◆ Excerpts from a figure dataset:
___
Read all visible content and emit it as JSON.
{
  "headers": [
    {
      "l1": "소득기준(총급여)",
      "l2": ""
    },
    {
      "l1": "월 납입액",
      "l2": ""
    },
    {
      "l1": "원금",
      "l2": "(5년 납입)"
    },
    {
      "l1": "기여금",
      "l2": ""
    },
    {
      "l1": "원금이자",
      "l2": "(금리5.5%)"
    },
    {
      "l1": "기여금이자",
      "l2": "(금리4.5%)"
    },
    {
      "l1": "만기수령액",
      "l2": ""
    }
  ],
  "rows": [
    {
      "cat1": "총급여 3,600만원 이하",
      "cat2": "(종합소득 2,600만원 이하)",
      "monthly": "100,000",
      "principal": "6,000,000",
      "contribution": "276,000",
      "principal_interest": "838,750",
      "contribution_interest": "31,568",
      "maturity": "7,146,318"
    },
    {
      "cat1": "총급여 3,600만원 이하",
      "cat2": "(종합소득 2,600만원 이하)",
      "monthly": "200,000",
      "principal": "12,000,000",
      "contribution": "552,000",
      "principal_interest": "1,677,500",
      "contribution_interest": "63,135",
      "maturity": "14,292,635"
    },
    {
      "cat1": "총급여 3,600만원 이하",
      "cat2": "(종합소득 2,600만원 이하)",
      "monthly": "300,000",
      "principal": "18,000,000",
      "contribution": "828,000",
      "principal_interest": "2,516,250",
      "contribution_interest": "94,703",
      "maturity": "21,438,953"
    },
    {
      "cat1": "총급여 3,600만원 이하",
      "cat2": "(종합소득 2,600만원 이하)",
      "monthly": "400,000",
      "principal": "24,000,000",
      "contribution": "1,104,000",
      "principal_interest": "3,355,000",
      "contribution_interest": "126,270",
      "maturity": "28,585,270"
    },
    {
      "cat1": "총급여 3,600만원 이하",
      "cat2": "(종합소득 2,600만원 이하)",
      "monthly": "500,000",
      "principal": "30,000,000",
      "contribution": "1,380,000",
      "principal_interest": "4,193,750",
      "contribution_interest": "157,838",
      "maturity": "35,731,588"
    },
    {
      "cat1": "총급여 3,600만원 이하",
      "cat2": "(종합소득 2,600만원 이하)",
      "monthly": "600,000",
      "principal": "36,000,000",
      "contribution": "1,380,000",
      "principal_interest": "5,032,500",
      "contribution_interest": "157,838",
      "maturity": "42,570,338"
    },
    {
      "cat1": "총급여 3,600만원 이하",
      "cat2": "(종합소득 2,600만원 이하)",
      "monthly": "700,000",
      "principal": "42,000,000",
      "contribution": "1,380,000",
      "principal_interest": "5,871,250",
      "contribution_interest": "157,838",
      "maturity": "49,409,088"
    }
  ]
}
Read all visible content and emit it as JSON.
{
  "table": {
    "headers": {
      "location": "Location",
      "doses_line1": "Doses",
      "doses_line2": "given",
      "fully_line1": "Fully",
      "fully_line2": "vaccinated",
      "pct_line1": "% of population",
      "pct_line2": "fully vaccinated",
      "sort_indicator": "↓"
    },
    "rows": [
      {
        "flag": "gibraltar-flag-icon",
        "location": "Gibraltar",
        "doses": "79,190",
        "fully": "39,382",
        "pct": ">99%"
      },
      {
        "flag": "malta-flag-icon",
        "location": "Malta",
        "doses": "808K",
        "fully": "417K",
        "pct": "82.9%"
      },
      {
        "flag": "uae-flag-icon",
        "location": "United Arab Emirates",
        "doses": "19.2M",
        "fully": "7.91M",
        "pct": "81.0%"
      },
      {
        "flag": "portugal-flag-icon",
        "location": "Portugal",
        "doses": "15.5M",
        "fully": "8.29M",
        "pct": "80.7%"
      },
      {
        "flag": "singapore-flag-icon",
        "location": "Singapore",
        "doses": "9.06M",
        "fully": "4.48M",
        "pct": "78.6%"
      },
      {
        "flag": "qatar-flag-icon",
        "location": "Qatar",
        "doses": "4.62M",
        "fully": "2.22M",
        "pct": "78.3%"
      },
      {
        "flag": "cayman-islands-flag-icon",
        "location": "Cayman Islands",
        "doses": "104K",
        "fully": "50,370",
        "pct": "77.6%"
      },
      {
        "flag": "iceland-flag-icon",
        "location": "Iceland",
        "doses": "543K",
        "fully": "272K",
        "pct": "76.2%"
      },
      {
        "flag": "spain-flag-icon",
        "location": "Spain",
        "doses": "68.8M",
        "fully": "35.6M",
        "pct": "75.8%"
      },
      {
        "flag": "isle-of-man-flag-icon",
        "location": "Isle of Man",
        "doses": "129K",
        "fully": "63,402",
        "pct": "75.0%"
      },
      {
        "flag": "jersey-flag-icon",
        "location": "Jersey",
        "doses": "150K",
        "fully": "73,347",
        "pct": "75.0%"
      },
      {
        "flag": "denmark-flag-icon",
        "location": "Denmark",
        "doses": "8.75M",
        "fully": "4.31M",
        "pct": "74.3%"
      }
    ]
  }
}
___
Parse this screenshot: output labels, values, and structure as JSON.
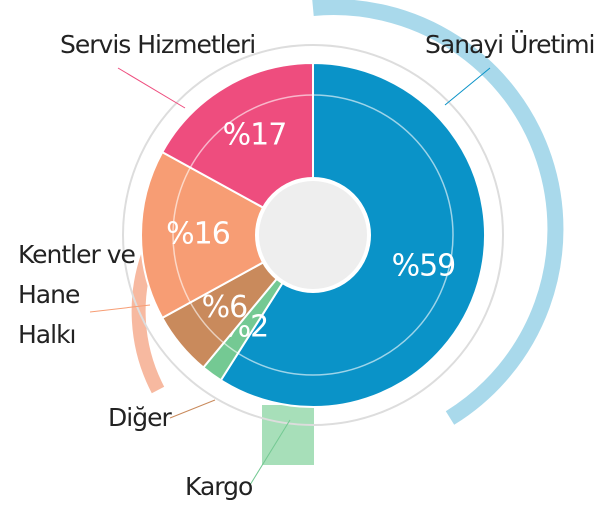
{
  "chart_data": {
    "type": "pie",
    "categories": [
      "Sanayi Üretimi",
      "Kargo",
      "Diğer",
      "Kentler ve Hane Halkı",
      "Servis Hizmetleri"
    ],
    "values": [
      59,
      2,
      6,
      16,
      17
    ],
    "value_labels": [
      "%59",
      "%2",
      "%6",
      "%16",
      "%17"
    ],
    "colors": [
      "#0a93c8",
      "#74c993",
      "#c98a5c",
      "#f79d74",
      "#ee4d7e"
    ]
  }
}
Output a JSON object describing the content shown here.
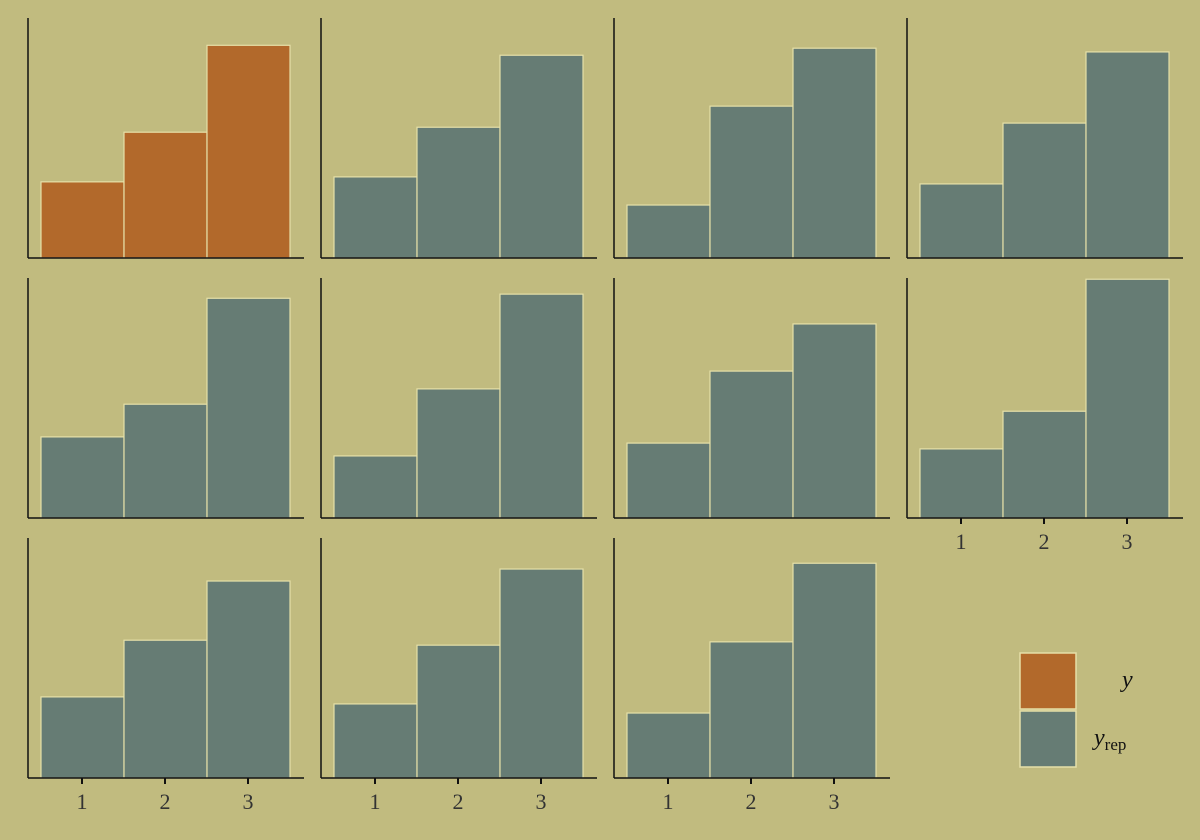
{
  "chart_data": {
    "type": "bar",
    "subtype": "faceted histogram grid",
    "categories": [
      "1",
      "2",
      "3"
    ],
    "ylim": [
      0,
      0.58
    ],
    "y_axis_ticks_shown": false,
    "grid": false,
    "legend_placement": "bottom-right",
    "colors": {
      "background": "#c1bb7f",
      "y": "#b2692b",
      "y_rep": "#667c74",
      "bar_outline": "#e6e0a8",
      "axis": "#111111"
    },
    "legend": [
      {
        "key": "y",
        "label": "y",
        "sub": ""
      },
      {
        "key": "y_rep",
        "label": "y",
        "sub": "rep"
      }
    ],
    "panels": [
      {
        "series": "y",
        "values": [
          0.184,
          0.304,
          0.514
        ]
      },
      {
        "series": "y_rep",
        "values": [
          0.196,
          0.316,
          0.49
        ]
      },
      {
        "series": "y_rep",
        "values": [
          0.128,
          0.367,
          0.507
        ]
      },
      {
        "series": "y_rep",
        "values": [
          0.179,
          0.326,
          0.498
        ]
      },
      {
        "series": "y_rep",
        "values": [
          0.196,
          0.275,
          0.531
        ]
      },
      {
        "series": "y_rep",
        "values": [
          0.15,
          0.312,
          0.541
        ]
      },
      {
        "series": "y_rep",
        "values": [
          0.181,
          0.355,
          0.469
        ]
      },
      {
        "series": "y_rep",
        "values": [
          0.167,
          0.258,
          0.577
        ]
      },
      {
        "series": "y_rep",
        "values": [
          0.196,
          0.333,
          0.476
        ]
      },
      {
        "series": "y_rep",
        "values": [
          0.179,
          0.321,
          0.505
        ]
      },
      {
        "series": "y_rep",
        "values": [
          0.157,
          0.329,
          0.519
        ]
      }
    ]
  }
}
___
◆ REQUIREMENT:
Find the word "grid" in the records and pull out each line that has it.

◆ EXPECTED ANSWER:
    "subtype": "faceted histogram grid",
    "grid": false,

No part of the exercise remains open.